TASK PROMPT — List, from the lines below, each one with "piControl" in it.

Rows from a figure dataset:
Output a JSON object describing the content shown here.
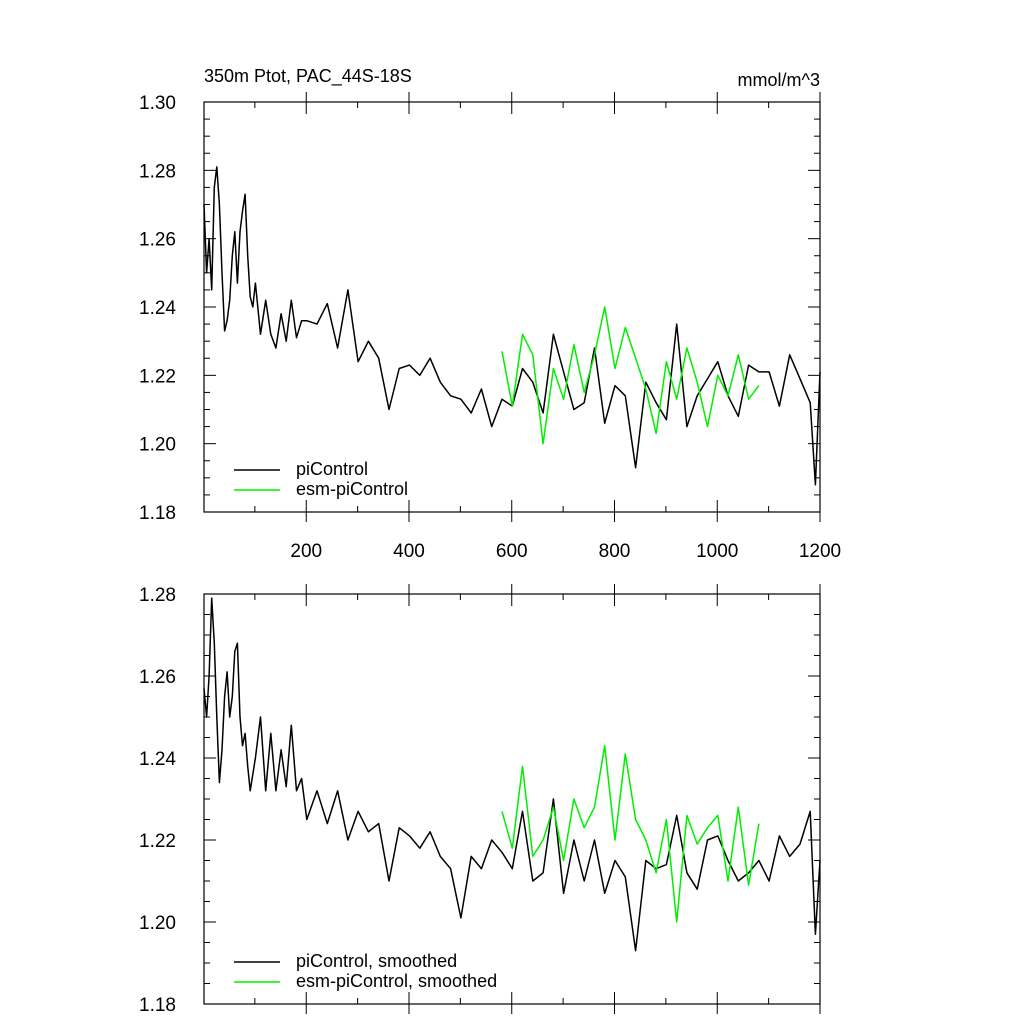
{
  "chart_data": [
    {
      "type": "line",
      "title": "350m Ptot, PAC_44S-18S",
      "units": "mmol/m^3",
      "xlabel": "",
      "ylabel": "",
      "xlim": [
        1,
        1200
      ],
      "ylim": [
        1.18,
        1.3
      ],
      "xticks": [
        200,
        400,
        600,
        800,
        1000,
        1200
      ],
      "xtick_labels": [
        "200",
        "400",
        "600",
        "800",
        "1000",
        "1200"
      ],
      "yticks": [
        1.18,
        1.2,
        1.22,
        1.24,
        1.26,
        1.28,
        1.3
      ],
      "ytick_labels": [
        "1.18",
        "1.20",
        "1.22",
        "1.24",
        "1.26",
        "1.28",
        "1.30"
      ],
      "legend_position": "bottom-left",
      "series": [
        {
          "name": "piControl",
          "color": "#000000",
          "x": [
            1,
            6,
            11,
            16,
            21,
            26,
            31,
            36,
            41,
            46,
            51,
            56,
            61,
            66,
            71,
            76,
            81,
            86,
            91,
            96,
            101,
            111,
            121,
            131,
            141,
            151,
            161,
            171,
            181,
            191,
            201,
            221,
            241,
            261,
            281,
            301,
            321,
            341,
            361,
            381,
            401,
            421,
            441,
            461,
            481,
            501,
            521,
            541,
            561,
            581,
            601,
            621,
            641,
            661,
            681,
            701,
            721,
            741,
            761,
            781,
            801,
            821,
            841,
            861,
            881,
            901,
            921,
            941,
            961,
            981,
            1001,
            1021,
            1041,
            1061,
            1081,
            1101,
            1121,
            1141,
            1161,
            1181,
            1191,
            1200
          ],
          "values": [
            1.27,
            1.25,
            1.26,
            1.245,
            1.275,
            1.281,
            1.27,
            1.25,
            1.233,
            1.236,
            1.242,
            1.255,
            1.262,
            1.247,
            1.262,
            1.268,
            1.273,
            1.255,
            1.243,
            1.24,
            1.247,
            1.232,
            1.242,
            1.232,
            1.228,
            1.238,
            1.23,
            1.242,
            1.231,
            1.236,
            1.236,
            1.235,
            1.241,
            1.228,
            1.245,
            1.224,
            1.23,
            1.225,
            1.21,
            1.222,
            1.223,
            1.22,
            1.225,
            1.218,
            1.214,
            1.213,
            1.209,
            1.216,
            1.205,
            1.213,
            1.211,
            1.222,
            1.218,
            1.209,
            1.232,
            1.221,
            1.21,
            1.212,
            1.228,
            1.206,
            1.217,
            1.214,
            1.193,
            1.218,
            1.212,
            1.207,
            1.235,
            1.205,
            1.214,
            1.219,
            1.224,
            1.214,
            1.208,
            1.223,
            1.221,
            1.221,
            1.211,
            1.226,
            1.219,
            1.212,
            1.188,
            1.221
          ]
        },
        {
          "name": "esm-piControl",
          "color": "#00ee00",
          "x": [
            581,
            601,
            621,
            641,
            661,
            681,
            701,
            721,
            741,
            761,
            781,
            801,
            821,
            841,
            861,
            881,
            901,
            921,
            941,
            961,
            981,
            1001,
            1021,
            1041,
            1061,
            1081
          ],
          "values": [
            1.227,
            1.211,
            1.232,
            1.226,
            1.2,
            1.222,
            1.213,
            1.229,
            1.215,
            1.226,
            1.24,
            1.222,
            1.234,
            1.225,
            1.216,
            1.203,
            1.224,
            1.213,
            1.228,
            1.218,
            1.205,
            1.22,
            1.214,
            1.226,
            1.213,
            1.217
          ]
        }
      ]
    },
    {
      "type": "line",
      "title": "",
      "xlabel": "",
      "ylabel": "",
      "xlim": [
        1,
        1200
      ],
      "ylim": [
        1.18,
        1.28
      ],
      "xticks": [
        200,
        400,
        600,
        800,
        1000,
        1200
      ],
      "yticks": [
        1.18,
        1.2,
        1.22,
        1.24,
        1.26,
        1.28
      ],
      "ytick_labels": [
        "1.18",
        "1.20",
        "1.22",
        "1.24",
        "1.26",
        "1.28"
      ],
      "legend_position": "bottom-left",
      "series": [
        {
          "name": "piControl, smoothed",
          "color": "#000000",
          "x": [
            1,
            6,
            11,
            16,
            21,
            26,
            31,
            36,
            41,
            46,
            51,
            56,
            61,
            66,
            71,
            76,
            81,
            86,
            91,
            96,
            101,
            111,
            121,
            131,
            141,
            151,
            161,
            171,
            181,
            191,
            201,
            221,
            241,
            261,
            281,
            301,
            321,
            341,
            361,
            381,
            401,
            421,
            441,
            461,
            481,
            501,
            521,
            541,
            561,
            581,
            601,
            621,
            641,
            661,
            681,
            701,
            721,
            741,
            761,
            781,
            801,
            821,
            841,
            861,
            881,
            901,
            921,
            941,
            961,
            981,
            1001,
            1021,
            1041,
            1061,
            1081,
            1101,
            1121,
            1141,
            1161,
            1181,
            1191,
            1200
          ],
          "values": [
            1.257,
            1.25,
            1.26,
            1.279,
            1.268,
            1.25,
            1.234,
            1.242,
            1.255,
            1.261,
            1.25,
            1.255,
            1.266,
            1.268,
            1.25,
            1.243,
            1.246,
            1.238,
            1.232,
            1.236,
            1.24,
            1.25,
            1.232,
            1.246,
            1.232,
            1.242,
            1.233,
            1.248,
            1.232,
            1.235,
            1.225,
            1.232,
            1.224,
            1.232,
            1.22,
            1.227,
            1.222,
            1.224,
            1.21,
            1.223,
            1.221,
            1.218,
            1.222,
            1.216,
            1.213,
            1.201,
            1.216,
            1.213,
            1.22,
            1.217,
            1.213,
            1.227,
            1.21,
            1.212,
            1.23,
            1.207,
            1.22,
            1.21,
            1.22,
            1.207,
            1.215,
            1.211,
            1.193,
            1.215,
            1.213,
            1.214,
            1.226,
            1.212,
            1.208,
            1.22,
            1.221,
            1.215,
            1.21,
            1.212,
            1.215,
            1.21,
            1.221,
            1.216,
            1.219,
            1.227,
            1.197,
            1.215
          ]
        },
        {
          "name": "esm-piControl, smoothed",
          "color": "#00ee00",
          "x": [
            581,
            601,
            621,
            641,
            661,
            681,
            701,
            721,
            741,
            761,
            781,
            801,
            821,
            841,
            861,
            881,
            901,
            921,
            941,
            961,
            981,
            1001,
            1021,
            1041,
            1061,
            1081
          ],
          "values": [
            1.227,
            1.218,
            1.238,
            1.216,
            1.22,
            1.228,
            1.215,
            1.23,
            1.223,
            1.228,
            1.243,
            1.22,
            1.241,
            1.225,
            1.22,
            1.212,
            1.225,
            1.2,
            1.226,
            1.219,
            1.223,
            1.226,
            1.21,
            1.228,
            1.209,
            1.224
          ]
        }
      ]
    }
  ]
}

RESULT FOR THIS TASK —
          "name": "piControl",
          "name": "esm-piControl",
          "name": "piControl, smoothed",
          "name": "esm-piControl, smoothed",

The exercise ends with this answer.